### [Exercise directions]
Every entry that follows should be repeated exactly; drop the images.
-- Start --
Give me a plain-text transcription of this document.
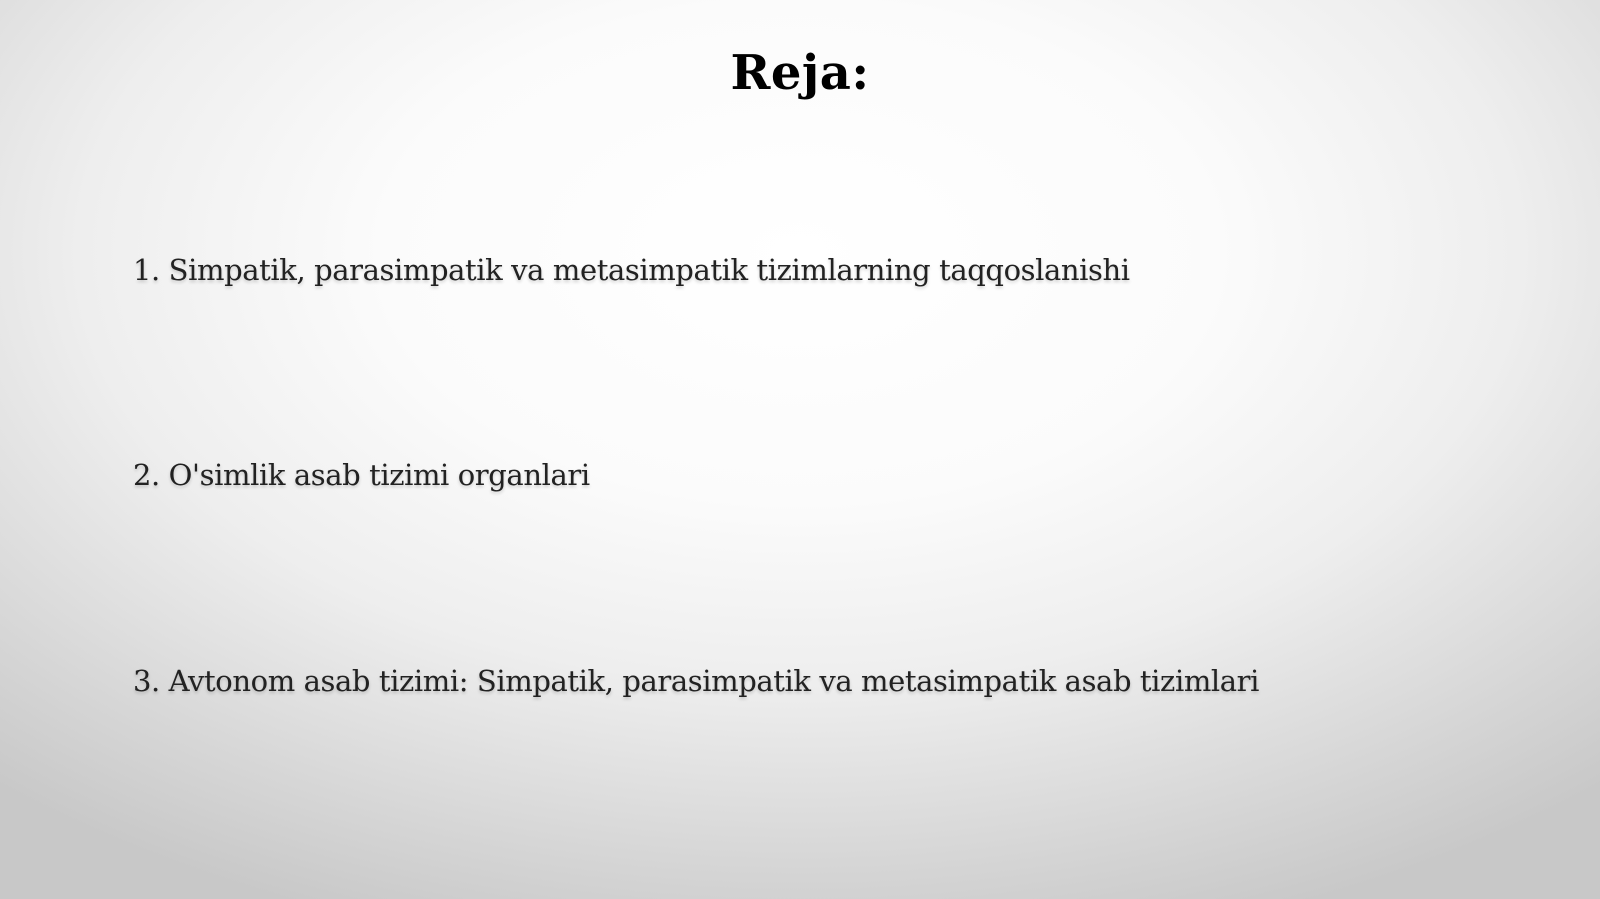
Reja:
1. Simpatik, parasimpatik va metasimpatik tizimlarning taqqoslanishi
2. O'simlik asab tizimi organlari
3. Avtonom asab tizimi: Simpatik, parasimpatik va metasimpatik asab tizimlari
-- End --
### [Written response]
Give me a plain-text transcription of this document.
Reja:
1. Simpatik, parasimpatik va metasimpatik tizimlarning taqqoslanishi
2. O'simlik asab tizimi organlari
3. Avtonom asab tizimi: Simpatik, parasimpatik va metasimpatik asab tizimlari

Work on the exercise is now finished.